Aim. What follows is a block of records; restate each one word for word.

Data provided.
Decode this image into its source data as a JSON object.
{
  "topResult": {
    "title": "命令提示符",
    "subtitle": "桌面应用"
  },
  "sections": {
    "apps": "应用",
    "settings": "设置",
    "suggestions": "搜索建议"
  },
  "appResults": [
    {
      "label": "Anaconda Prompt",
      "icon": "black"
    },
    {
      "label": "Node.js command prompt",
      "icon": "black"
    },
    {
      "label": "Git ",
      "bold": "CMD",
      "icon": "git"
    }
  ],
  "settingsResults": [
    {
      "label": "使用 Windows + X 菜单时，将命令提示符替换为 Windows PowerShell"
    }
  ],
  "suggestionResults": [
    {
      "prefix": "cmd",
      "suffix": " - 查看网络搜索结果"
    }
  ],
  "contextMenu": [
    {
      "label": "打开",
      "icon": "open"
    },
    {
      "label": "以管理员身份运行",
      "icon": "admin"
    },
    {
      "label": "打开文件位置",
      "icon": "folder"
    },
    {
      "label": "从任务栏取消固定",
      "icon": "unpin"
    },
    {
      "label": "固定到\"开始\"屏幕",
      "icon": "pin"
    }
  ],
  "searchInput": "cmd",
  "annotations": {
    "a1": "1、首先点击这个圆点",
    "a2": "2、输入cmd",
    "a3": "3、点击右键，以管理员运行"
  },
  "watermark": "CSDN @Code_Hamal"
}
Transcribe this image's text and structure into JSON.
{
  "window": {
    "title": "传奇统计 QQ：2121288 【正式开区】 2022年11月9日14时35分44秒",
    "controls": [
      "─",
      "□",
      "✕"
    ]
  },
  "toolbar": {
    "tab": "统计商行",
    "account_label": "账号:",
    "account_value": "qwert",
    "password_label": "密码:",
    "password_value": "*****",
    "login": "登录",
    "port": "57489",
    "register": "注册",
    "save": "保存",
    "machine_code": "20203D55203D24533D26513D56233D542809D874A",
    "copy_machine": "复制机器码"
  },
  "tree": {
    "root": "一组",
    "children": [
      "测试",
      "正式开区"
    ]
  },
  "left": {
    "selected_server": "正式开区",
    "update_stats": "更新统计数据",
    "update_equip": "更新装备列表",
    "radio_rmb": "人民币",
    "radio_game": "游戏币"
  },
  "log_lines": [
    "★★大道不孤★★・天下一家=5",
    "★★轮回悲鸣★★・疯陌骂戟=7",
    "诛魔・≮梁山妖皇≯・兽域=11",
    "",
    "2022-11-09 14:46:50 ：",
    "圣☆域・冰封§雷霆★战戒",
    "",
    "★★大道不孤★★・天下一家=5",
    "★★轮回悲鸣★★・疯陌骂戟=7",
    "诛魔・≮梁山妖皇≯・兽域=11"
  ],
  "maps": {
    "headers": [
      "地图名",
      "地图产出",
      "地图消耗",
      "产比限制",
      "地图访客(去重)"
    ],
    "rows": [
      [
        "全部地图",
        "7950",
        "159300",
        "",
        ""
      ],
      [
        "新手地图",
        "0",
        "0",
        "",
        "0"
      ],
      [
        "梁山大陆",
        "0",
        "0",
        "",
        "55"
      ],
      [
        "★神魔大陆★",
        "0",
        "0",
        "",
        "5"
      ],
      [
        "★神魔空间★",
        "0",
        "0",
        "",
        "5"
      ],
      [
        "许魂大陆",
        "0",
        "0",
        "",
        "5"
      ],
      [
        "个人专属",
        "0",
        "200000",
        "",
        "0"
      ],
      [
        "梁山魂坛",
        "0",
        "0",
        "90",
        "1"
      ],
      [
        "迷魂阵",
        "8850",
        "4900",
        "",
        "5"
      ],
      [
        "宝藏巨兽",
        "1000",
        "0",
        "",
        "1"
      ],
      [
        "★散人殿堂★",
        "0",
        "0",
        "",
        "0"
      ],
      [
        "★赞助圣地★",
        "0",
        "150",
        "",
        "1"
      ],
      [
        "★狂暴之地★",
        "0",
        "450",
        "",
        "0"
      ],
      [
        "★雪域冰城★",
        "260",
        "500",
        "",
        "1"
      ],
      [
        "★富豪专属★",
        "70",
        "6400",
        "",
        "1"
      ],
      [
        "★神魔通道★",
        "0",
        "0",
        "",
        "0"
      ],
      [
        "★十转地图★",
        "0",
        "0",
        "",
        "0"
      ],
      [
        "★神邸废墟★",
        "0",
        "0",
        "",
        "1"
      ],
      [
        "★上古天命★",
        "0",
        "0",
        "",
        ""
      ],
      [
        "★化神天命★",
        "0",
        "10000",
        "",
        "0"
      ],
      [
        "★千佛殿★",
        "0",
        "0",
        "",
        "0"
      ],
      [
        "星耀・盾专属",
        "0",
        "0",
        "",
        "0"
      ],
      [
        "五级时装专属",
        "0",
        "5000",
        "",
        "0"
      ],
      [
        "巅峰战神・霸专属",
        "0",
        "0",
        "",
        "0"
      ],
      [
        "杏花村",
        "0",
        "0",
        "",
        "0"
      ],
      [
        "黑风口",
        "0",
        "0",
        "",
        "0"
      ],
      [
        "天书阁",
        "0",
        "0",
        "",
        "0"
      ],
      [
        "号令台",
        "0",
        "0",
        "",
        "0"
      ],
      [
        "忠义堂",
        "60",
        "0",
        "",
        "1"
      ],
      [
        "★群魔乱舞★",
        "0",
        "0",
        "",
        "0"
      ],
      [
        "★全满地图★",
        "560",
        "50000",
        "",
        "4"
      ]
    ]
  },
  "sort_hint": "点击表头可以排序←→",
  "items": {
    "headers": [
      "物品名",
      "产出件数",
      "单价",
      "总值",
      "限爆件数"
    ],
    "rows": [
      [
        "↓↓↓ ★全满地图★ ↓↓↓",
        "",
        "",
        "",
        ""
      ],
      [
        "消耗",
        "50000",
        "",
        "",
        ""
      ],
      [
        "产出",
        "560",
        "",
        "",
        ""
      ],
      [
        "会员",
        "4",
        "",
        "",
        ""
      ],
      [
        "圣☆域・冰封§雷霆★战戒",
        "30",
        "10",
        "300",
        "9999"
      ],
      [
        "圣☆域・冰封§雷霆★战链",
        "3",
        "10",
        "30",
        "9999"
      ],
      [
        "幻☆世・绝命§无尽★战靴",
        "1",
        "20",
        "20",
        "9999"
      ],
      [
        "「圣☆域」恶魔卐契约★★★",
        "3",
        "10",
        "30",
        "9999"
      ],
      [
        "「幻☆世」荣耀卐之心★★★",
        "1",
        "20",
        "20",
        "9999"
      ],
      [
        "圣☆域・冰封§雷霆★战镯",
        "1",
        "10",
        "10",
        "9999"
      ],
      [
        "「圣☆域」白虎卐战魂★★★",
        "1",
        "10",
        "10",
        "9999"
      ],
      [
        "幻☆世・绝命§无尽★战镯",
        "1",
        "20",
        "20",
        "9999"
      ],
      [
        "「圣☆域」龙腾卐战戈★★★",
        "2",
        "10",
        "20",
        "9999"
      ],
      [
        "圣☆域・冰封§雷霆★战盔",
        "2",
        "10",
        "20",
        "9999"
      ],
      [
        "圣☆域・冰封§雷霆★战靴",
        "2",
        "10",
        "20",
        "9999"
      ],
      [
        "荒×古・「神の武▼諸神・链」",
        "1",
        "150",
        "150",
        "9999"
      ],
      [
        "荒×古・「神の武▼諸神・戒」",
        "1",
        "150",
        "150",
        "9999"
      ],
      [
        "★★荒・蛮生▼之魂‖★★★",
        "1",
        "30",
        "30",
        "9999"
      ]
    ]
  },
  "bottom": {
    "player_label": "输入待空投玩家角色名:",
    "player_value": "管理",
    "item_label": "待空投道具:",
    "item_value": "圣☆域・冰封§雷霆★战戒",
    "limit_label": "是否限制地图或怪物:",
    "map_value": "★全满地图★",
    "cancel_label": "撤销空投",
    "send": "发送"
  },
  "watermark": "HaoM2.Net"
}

Exercise output.
Decode this image into its source data as a JSON object.
{
  "topResult": {
    "title": "命令提示符",
    "subtitle": "桌面应用"
  },
  "sections": {
    "apps": "应用",
    "settings": "设置",
    "suggestions": "搜索建议"
  },
  "appResults": [
    {
      "label": "Anaconda Prompt",
      "icon": "black"
    },
    {
      "label": "Node.js command prompt",
      "icon": "black"
    },
    {
      "label": "Git ",
      "bold": "CMD",
      "icon": "git"
    }
  ],
  "settingsResults": [
    {
      "label": "使用 Windows + X 菜单时，将命令提示符替换为 Windows PowerShell"
    }
  ],
  "suggestionResults": [
    {
      "prefix": "cmd",
      "suffix": " - 查看网络搜索结果"
    }
  ],
  "contextMenu": [
    {
      "label": "打开",
      "icon": "open"
    },
    {
      "label": "以管理员身份运行",
      "icon": "admin"
    },
    {
      "label": "打开文件位置",
      "icon": "folder"
    },
    {
      "label": "从任务栏取消固定",
      "icon": "unpin"
    },
    {
      "label": "固定到\"开始\"屏幕",
      "icon": "pin"
    }
  ],
  "searchInput": "cmd",
  "annotations": {
    "a1": "1、首先点击这个圆点",
    "a2": "2、输入cmd",
    "a3": "3、点击右键，以管理员运行"
  },
  "watermark": "CSDN @Code_Hamal"
}
Transcribe this image's text and structure into JSON.
{
  "window": {
    "title": "传奇统计 QQ：2121288 【正式开区】 2022年11月9日14时35分44秒",
    "controls": [
      "─",
      "□",
      "✕"
    ]
  },
  "toolbar": {
    "tab": "统计商行",
    "account_label": "账号:",
    "account_value": "qwert",
    "password_label": "密码:",
    "password_value": "*****",
    "login": "登录",
    "port": "57489",
    "register": "注册",
    "save": "保存",
    "machine_code": "20203D55203D24533D26513D56233D542809D874A",
    "copy_machine": "复制机器码"
  },
  "tree": {
    "root": "一组",
    "children": [
      "测试",
      "正式开区"
    ]
  },
  "left": {
    "selected_server": "正式开区",
    "update_stats": "更新统计数据",
    "update_equip": "更新装备列表",
    "radio_rmb": "人民币",
    "radio_game": "游戏币"
  },
  "log_lines": [
    "★★大道不孤★★・天下一家=5",
    "★★轮回悲鸣★★・疯陌骂戟=7",
    "诛魔・≮梁山妖皇≯・兽域=11",
    "",
    "2022-11-09 14:46:50 ：",
    "圣☆域・冰封§雷霆★战戒",
    "",
    "★★大道不孤★★・天下一家=5",
    "★★轮回悲鸣★★・疯陌骂戟=7",
    "诛魔・≮梁山妖皇≯・兽域=11"
  ],
  "maps": {
    "headers": [
      "地图名",
      "地图产出",
      "地图消耗",
      "产比限制",
      "地图访客(去重)"
    ],
    "rows": [
      [
        "全部地图",
        "7950",
        "159300",
        "",
        ""
      ],
      [
        "新手地图",
        "0",
        "0",
        "",
        "0"
      ],
      [
        "梁山大陆",
        "0",
        "0",
        "",
        "55"
      ],
      [
        "★神魔大陆★",
        "0",
        "0",
        "",
        "5"
      ],
      [
        "★神魔空间★",
        "0",
        "0",
        "",
        "5"
      ],
      [
        "许魂大陆",
        "0",
        "0",
        "",
        "5"
      ],
      [
        "个人专属",
        "0",
        "200000",
        "",
        "0"
      ],
      [
        "梁山魂坛",
        "0",
        "0",
        "90",
        "1"
      ],
      [
        "迷魂阵",
        "8850",
        "4900",
        "",
        "5"
      ],
      [
        "宝藏巨兽",
        "1000",
        "0",
        "",
        "1"
      ],
      [
        "★散人殿堂★",
        "0",
        "0",
        "",
        "0"
      ],
      [
        "★赞助圣地★",
        "0",
        "150",
        "",
        "1"
      ],
      [
        "★狂暴之地★",
        "0",
        "450",
        "",
        "0"
      ],
      [
        "★雪域冰城★",
        "260",
        "500",
        "",
        "1"
      ],
      [
        "★富豪专属★",
        "70",
        "6400",
        "",
        "1"
      ],
      [
        "★神魔通道★",
        "0",
        "0",
        "",
        "0"
      ],
      [
        "★十转地图★",
        "0",
        "0",
        "",
        "0"
      ],
      [
        "★神邸废墟★",
        "0",
        "0",
        "",
        "1"
      ],
      [
        "★上古天命★",
        "0",
        "0",
        "",
        ""
      ],
      [
        "★化神天命★",
        "0",
        "10000",
        "",
        "0"
      ],
      [
        "★千佛殿★",
        "0",
        "0",
        "",
        "0"
      ],
      [
        "星耀・盾专属",
        "0",
        "0",
        "",
        "0"
      ],
      [
        "五级时装专属",
        "0",
        "5000",
        "",
        "0"
      ],
      [
        "巅峰战神・霸专属",
        "0",
        "0",
        "",
        "0"
      ],
      [
        "杏花村",
        "0",
        "0",
        "",
        "0"
      ],
      [
        "黑风口",
        "0",
        "0",
        "",
        "0"
      ],
      [
        "天书阁",
        "0",
        "0",
        "",
        "0"
      ],
      [
        "号令台",
        "0",
        "0",
        "",
        "0"
      ],
      [
        "忠义堂",
        "60",
        "0",
        "",
        "1"
      ],
      [
        "★群魔乱舞★",
        "0",
        "0",
        "",
        "0"
      ],
      [
        "★全满地图★",
        "560",
        "50000",
        "",
        "4"
      ]
    ]
  },
  "sort_hint": "点击表头可以排序←→",
  "items": {
    "headers": [
      "物品名",
      "产出件数",
      "单价",
      "总值",
      "限爆件数"
    ],
    "rows": [
      [
        "↓↓↓ ★全满地图★ ↓↓↓",
        "",
        "",
        "",
        ""
      ],
      [
        "消耗",
        "50000",
        "",
        "",
        ""
      ],
      [
        "产出",
        "560",
        "",
        "",
        ""
      ],
      [
        "会员",
        "4",
        "",
        "",
        ""
      ],
      [
        "圣☆域・冰封§雷霆★战戒",
        "30",
        "10",
        "300",
        "9999"
      ],
      [
        "圣☆域・冰封§雷霆★战链",
        "3",
        "10",
        "30",
        "9999"
      ],
      [
        "幻☆世・绝命§无尽★战靴",
        "1",
        "20",
        "20",
        "9999"
      ],
      [
        "「圣☆域」恶魔卐契约★★★",
        "3",
        "10",
        "30",
        "9999"
      ],
      [
        "「幻☆世」荣耀卐之心★★★",
        "1",
        "20",
        "20",
        "9999"
      ],
      [
        "圣☆域・冰封§雷霆★战镯",
        "1",
        "10",
        "10",
        "9999"
      ],
      [
        "「圣☆域」白虎卐战魂★★★",
        "1",
        "10",
        "10",
        "9999"
      ],
      [
        "幻☆世・绝命§无尽★战镯",
        "1",
        "20",
        "20",
        "9999"
      ],
      [
        "「圣☆域」龙腾卐战戈★★★",
        "2",
        "10",
        "20",
        "9999"
      ],
      [
        "圣☆域・冰封§雷霆★战盔",
        "2",
        "10",
        "20",
        "9999"
      ],
      [
        "圣☆域・冰封§雷霆★战靴",
        "2",
        "10",
        "20",
        "9999"
      ],
      [
        "荒×古・「神の武▼諸神・链」",
        "1",
        "150",
        "150",
        "9999"
      ],
      [
        "荒×古・「神の武▼諸神・戒」",
        "1",
        "150",
        "150",
        "9999"
      ],
      [
        "★★荒・蛮生▼之魂‖★★★",
        "1",
        "30",
        "30",
        "9999"
      ]
    ]
  },
  "bottom": {
    "player_label": "输入待空投玩家角色名:",
    "player_value": "管理",
    "item_label": "待空投道具:",
    "item_value": "圣☆域・冰封§雷霆★战戒",
    "limit_label": "是否限制地图或怪物:",
    "map_value": "★全满地图★",
    "cancel_label": "撤销空投",
    "send": "发送"
  },
  "watermark": "HaoM2.Net"
}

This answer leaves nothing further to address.